*WHAT IS ASKED*. The records below must be retyped exactly.
++++++++++
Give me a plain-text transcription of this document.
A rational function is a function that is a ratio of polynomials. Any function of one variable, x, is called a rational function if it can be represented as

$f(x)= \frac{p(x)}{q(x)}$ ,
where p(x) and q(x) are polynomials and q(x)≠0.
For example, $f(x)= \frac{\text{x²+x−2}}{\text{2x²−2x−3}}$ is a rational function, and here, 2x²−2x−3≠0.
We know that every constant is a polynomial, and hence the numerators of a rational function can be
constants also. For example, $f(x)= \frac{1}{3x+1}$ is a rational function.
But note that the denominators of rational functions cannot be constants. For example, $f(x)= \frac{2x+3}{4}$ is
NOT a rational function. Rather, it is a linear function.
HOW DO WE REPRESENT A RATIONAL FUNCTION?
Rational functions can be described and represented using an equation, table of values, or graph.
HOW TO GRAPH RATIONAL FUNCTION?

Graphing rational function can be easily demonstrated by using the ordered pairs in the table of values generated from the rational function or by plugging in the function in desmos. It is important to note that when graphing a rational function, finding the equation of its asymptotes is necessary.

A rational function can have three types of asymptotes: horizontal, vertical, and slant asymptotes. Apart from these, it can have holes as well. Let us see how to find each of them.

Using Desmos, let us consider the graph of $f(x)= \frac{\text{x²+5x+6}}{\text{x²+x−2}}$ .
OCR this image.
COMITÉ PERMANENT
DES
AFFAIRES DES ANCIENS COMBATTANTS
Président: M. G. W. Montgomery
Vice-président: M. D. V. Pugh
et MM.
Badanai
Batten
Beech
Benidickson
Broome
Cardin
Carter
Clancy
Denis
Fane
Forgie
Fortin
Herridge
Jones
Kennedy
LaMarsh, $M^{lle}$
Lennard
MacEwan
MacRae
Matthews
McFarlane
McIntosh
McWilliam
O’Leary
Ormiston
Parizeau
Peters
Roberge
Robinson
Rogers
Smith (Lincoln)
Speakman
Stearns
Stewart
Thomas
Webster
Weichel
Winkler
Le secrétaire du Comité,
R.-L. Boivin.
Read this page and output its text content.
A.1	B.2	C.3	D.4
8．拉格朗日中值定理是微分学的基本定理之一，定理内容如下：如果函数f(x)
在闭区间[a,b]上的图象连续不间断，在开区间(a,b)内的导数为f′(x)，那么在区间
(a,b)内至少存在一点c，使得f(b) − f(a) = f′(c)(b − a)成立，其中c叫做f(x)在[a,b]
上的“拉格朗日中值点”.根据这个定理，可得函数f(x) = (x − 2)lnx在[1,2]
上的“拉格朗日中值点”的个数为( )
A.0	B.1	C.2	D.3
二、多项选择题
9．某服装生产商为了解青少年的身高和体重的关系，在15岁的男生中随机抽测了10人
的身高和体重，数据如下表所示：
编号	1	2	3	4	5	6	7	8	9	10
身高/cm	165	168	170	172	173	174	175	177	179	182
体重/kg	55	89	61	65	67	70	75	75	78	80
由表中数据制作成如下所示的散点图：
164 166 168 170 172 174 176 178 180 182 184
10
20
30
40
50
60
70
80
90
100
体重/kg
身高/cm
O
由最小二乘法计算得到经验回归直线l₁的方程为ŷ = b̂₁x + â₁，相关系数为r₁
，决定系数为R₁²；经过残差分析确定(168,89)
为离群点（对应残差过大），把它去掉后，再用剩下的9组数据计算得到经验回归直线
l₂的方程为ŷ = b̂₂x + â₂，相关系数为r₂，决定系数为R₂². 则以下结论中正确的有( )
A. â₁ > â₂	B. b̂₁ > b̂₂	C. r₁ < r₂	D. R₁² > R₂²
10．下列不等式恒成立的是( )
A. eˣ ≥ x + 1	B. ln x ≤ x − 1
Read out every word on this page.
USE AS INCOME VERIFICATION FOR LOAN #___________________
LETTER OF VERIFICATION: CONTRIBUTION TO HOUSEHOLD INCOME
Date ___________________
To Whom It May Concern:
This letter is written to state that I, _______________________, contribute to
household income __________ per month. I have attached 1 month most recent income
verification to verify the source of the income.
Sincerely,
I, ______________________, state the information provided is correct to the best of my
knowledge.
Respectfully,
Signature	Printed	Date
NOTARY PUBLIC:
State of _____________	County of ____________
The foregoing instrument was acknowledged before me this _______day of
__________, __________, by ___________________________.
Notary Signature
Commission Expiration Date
++++++++++
*RESPONSE TO THIS TASK*.
Give me a plain-text transcription of this document.
A rational function is a function that is a ratio of polynomials. Any function of one variable, x, is called a rational function if it can be represented as

$f(x)= \frac{p(x)}{q(x)}$ ,
where p(x) and q(x) are polynomials and q(x)≠0.
For example, $f(x)= \frac{\text{x²+x−2}}{\text{2x²−2x−3}}$ is a rational function, and here, 2x²−2x−3≠0.
We know that every constant is a polynomial, and hence the numerators of a rational function can be
constants also. For example, $f(x)= \frac{1}{3x+1}$ is a rational function.
But note that the denominators of rational functions cannot be constants. For example, $f(x)= \frac{2x+3}{4}$ is
NOT a rational function. Rather, it is a linear function.
HOW DO WE REPRESENT A RATIONAL FUNCTION?
Rational functions can be described and represented using an equation, table of values, or graph.
HOW TO GRAPH RATIONAL FUNCTION?

Graphing rational function can be easily demonstrated by using the ordered pairs in the table of values generated from the rational function or by plugging in the function in desmos. It is important to note that when graphing a rational function, finding the equation of its asymptotes is necessary.

A rational function can have three types of asymptotes: horizontal, vertical, and slant asymptotes. Apart from these, it can have holes as well. Let us see how to find each of them.

Using Desmos, let us consider the graph of $f(x)= \frac{\text{x²+5x+6}}{\text{x²+x−2}}$ .
OCR this image.
COMITÉ PERMANENT
DES
AFFAIRES DES ANCIENS COMBATTANTS
Président: M. G. W. Montgomery
Vice-président: M. D. V. Pugh
et MM.
Badanai
Batten
Beech
Benidickson
Broome
Cardin
Carter
Clancy
Denis
Fane
Forgie
Fortin
Herridge
Jones
Kennedy
LaMarsh, $M^{lle}$
Lennard
MacEwan
MacRae
Matthews
McFarlane
McIntosh
McWilliam
O’Leary
Ormiston
Parizeau
Peters
Roberge
Robinson
Rogers
Smith (Lincoln)
Speakman
Stearns
Stewart
Thomas
Webster
Weichel
Winkler
Le secrétaire du Comité,
R.-L. Boivin.
Read this page and output its text content.
A.1	B.2	C.3	D.4
8．拉格朗日中值定理是微分学的基本定理之一，定理内容如下：如果函数f(x)
在闭区间[a,b]上的图象连续不间断，在开区间(a,b)内的导数为f′(x)，那么在区间
(a,b)内至少存在一点c，使得f(b) − f(a) = f′(c)(b − a)成立，其中c叫做f(x)在[a,b]
上的“拉格朗日中值点”.根据这个定理，可得函数f(x) = (x − 2)lnx在[1,2]
上的“拉格朗日中值点”的个数为( )
A.0	B.1	C.2	D.3
二、多项选择题
9．某服装生产商为了解青少年的身高和体重的关系，在15岁的男生中随机抽测了10人
的身高和体重，数据如下表所示：
编号	1	2	3	4	5	6	7	8	9	10
身高/cm	165	168	170	172	173	174	175	177	179	182
体重/kg	55	89	61	65	67	70	75	75	78	80
由表中数据制作成如下所示的散点图：
164 166 168 170 172 174 176 178 180 182 184
10
20
30
40
50
60
70
80
90
100
体重/kg
身高/cm
O
由最小二乘法计算得到经验回归直线l₁的方程为ŷ = b̂₁x + â₁，相关系数为r₁
，决定系数为R₁²；经过残差分析确定(168,89)
为离群点（对应残差过大），把它去掉后，再用剩下的9组数据计算得到经验回归直线
l₂的方程为ŷ = b̂₂x + â₂，相关系数为r₂，决定系数为R₂². 则以下结论中正确的有( )
A. â₁ > â₂	B. b̂₁ > b̂₂	C. r₁ < r₂	D. R₁² > R₂²
10．下列不等式恒成立的是( )
A. eˣ ≥ x + 1	B. ln x ≤ x − 1
Read out every word on this page.
USE AS INCOME VERIFICATION FOR LOAN #___________________
LETTER OF VERIFICATION: CONTRIBUTION TO HOUSEHOLD INCOME
Date ___________________
To Whom It May Concern:
This letter is written to state that I, _______________________, contribute to
household income __________ per month. I have attached 1 month most recent income
verification to verify the source of the income.
Sincerely,
I, ______________________, state the information provided is correct to the best of my
knowledge.
Respectfully,
Signature	Printed	Date
NOTARY PUBLIC:
State of _____________	County of ____________
The foregoing instrument was acknowledged before me this _______day of
__________, __________, by ___________________________.
Notary Signature
Commission Expiration Date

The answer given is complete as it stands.